Raw data
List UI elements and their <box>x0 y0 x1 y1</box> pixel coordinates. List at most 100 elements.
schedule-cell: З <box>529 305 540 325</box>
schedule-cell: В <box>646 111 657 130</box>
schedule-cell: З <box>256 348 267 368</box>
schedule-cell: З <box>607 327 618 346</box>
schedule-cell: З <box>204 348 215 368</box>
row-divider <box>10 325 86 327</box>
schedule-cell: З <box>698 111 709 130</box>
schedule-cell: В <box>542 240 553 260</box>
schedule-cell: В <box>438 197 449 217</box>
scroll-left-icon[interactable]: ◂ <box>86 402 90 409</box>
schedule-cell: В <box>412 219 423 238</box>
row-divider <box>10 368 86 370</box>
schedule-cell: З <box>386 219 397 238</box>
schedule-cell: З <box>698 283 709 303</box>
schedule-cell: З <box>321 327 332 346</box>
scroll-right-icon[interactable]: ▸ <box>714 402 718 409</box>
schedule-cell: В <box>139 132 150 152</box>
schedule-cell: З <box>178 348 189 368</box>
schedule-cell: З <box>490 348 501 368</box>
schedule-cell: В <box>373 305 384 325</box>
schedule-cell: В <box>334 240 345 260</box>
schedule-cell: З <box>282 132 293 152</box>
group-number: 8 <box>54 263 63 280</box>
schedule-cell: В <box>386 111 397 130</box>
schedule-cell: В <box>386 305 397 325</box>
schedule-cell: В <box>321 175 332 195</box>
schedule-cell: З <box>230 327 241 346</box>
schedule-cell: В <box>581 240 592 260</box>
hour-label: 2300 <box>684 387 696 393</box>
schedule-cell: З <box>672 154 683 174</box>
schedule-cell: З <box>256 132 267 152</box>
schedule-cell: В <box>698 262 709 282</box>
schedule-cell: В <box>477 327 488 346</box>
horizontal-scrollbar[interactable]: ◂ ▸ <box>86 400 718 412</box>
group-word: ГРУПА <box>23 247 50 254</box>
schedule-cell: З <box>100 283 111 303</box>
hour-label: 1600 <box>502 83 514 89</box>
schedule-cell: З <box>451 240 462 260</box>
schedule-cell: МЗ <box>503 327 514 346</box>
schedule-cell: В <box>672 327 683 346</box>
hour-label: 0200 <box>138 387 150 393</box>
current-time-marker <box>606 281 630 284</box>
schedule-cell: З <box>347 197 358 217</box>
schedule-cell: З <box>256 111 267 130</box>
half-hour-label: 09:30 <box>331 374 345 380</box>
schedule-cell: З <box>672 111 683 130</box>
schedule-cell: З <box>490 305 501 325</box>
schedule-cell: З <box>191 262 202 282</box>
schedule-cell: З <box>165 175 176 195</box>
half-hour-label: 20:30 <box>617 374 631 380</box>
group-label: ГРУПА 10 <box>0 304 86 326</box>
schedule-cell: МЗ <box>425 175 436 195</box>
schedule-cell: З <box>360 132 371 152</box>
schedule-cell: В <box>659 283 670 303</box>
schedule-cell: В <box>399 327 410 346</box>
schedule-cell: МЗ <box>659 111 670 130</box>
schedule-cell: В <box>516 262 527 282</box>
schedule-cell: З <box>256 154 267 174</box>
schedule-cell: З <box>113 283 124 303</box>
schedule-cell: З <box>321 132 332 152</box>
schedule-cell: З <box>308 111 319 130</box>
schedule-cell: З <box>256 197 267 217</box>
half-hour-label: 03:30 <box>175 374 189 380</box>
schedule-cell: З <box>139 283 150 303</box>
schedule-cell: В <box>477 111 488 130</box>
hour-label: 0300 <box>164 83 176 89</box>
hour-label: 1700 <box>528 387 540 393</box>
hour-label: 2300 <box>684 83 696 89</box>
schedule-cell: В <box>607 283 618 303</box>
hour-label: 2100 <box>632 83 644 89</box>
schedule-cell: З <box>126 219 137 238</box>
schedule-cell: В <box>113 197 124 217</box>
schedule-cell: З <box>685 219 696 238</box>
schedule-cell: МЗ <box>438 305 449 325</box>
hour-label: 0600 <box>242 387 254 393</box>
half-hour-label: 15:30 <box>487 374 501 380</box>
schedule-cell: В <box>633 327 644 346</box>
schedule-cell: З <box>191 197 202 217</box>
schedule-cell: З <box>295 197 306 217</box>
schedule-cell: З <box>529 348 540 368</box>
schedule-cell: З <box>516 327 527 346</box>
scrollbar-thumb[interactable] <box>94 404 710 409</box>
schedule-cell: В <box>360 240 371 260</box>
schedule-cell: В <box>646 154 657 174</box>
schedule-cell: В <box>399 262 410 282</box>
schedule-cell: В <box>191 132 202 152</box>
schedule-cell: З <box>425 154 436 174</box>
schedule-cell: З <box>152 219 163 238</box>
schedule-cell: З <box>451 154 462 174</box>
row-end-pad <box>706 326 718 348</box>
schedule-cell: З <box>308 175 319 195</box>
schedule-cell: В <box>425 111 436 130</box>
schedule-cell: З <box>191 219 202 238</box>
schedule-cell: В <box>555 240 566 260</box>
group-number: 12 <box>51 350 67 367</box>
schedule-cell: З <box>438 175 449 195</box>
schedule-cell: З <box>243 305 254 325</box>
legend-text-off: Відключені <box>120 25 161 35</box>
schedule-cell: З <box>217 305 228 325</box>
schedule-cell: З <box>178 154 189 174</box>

Task objective
Reproduce every line of the data above without changing anything.

Answer to this problem
List UI elements and their <box>x0 y0 x1 y1</box> pixel coordinates. List at most 100 elements.
schedule-cell: З <box>529 305 540 325</box>
schedule-cell: В <box>646 111 657 130</box>
schedule-cell: З <box>256 348 267 368</box>
schedule-cell: З <box>607 327 618 346</box>
schedule-cell: З <box>204 348 215 368</box>
row-divider <box>10 325 86 327</box>
schedule-cell: З <box>698 111 709 130</box>
schedule-cell: В <box>542 240 553 260</box>
schedule-cell: В <box>438 197 449 217</box>
scroll-left-icon[interactable]: ◂ <box>86 402 90 409</box>
schedule-cell: В <box>412 219 423 238</box>
row-divider <box>10 368 86 370</box>
schedule-cell: З <box>386 219 397 238</box>
schedule-cell: З <box>698 283 709 303</box>
schedule-cell: З <box>321 327 332 346</box>
scroll-right-icon[interactable]: ▸ <box>714 402 718 409</box>
schedule-cell: В <box>139 132 150 152</box>
schedule-cell: З <box>178 348 189 368</box>
schedule-cell: З <box>490 348 501 368</box>
schedule-cell: В <box>373 305 384 325</box>
schedule-cell: В <box>334 240 345 260</box>
schedule-cell: З <box>282 132 293 152</box>
group-number: 8 <box>54 263 63 280</box>
schedule-cell: В <box>386 111 397 130</box>
schedule-cell: В <box>386 305 397 325</box>
schedule-cell: В <box>321 175 332 195</box>
schedule-cell: З <box>230 327 241 346</box>
schedule-cell: В <box>581 240 592 260</box>
hour-label: 2300 <box>684 387 696 393</box>
schedule-cell: З <box>672 154 683 174</box>
schedule-cell: З <box>256 132 267 152</box>
schedule-cell: В <box>698 262 709 282</box>
schedule-cell: В <box>477 327 488 346</box>
horizontal-scrollbar[interactable]: ◂ ▸ <box>86 400 718 412</box>
group-word: ГРУПА <box>23 247 50 254</box>
schedule-cell: З <box>100 283 111 303</box>
hour-label: 1600 <box>502 83 514 89</box>
schedule-cell: З <box>451 240 462 260</box>
schedule-cell: МЗ <box>503 327 514 346</box>
schedule-cell: В <box>672 327 683 346</box>
hour-label: 0200 <box>138 387 150 393</box>
current-time-marker <box>606 281 630 284</box>
schedule-cell: З <box>347 197 358 217</box>
schedule-cell: З <box>256 111 267 130</box>
half-hour-label: 09:30 <box>331 374 345 380</box>
schedule-cell: З <box>672 111 683 130</box>
schedule-cell: З <box>490 305 501 325</box>
schedule-cell: З <box>191 262 202 282</box>
schedule-cell: З <box>165 175 176 195</box>
half-hour-label: 20:30 <box>617 374 631 380</box>
group-label: ГРУПА 10 <box>0 304 86 326</box>
schedule-cell: МЗ <box>425 175 436 195</box>
schedule-cell: З <box>360 132 371 152</box>
schedule-cell: В <box>659 283 670 303</box>
schedule-cell: В <box>399 327 410 346</box>
schedule-cell: МЗ <box>659 111 670 130</box>
schedule-cell: В <box>516 262 527 282</box>
schedule-cell: З <box>256 154 267 174</box>
schedule-cell: З <box>113 283 124 303</box>
schedule-cell: З <box>321 132 332 152</box>
schedule-cell: З <box>308 111 319 130</box>
schedule-cell: З <box>256 197 267 217</box>
half-hour-label: 03:30 <box>175 374 189 380</box>
schedule-cell: З <box>139 283 150 303</box>
schedule-cell: В <box>477 111 488 130</box>
hour-label: 0300 <box>164 83 176 89</box>
hour-label: 1700 <box>528 387 540 393</box>
hour-label: 2300 <box>684 83 696 89</box>
schedule-cell: В <box>607 283 618 303</box>
hour-label: 2100 <box>632 83 644 89</box>
schedule-cell: З <box>126 219 137 238</box>
schedule-cell: В <box>113 197 124 217</box>
schedule-cell: З <box>685 219 696 238</box>
schedule-cell: МЗ <box>438 305 449 325</box>
hour-label: 0600 <box>242 387 254 393</box>
half-hour-label: 15:30 <box>487 374 501 380</box>
schedule-cell: В <box>633 327 644 346</box>
schedule-cell: З <box>191 197 202 217</box>
schedule-cell: З <box>295 197 306 217</box>
schedule-cell: З <box>529 348 540 368</box>
schedule-cell: З <box>516 327 527 346</box>
scrollbar-thumb[interactable] <box>94 404 710 409</box>
schedule-cell: В <box>360 240 371 260</box>
schedule-cell: В <box>646 154 657 174</box>
schedule-cell: В <box>399 262 410 282</box>
schedule-cell: В <box>191 132 202 152</box>
schedule-cell: З <box>425 154 436 174</box>
schedule-cell: З <box>152 219 163 238</box>
schedule-cell: З <box>451 154 462 174</box>
row-end-pad <box>706 326 718 348</box>
schedule-cell: З <box>308 175 319 195</box>
schedule-cell: В <box>425 111 436 130</box>
schedule-cell: З <box>191 219 202 238</box>
schedule-cell: В <box>555 240 566 260</box>
group-number: 12 <box>51 350 67 367</box>
schedule-cell: З <box>438 175 449 195</box>
schedule-cell: З <box>243 305 254 325</box>
legend-text-off: Відключені <box>120 25 161 35</box>
schedule-cell: З <box>217 305 228 325</box>
schedule-cell: З <box>178 154 189 174</box>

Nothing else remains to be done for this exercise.